● **REQUIREMENTS**: Pull every "document" line out of the data below.

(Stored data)
## begin
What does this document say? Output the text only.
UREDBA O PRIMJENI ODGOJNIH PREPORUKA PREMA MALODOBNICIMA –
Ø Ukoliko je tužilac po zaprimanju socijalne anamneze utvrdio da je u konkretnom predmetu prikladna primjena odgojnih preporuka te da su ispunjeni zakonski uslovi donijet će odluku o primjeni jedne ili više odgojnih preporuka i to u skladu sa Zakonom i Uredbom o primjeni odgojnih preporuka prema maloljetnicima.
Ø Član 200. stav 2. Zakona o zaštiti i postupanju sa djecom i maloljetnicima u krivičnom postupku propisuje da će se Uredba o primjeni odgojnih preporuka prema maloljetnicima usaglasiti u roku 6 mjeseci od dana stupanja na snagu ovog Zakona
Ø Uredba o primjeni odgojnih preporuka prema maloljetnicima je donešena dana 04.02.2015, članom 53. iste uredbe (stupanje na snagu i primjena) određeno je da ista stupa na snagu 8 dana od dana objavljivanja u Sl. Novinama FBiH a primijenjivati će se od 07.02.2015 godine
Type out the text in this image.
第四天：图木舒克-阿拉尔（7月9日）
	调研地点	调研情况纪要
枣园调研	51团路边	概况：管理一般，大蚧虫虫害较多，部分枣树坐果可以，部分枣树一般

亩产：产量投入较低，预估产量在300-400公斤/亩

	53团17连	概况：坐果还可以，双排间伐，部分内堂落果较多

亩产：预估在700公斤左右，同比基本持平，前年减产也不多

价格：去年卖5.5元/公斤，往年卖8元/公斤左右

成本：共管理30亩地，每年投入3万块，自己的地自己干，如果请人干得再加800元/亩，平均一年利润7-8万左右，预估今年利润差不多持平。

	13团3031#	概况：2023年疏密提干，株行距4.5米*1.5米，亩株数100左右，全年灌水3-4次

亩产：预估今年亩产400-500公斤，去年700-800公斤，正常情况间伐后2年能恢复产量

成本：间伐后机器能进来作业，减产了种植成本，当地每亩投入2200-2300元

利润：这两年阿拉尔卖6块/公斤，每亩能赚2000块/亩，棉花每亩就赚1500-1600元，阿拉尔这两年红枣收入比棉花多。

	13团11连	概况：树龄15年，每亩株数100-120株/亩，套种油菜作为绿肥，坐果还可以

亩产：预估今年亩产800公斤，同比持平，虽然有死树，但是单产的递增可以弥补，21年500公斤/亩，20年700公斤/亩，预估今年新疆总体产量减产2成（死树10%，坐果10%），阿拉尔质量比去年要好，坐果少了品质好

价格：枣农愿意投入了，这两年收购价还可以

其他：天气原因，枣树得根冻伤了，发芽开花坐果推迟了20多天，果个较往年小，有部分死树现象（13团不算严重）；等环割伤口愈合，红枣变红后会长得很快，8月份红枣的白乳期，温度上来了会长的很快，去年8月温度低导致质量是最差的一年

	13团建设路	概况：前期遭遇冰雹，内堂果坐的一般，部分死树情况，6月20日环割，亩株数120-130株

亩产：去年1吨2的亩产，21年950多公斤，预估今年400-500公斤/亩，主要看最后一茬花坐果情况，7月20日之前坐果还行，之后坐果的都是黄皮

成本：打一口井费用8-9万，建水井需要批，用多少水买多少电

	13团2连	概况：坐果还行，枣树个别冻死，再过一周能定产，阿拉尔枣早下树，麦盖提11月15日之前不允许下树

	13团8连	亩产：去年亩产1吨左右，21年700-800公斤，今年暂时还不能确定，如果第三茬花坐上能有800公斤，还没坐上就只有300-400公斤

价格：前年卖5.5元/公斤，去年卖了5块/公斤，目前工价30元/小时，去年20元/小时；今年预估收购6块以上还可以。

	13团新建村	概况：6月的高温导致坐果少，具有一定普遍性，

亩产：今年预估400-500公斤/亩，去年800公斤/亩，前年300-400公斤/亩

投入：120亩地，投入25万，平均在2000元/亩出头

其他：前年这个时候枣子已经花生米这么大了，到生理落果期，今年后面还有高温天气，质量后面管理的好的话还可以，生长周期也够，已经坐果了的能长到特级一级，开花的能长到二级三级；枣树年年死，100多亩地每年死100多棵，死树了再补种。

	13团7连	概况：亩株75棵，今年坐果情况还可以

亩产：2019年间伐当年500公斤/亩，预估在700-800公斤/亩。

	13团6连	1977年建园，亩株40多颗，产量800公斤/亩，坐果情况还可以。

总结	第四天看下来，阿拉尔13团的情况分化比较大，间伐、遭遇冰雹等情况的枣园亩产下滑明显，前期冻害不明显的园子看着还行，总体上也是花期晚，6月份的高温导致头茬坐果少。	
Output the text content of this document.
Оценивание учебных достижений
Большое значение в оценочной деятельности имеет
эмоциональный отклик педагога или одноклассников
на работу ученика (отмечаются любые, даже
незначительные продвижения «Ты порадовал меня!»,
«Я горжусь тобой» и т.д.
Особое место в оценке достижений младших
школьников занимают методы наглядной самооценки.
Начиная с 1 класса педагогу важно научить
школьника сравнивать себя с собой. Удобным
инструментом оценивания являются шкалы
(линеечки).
## end
● **SOLUTION FOR THIS TASK**:
What does this document say? Output the text only.
Output the text content of this document.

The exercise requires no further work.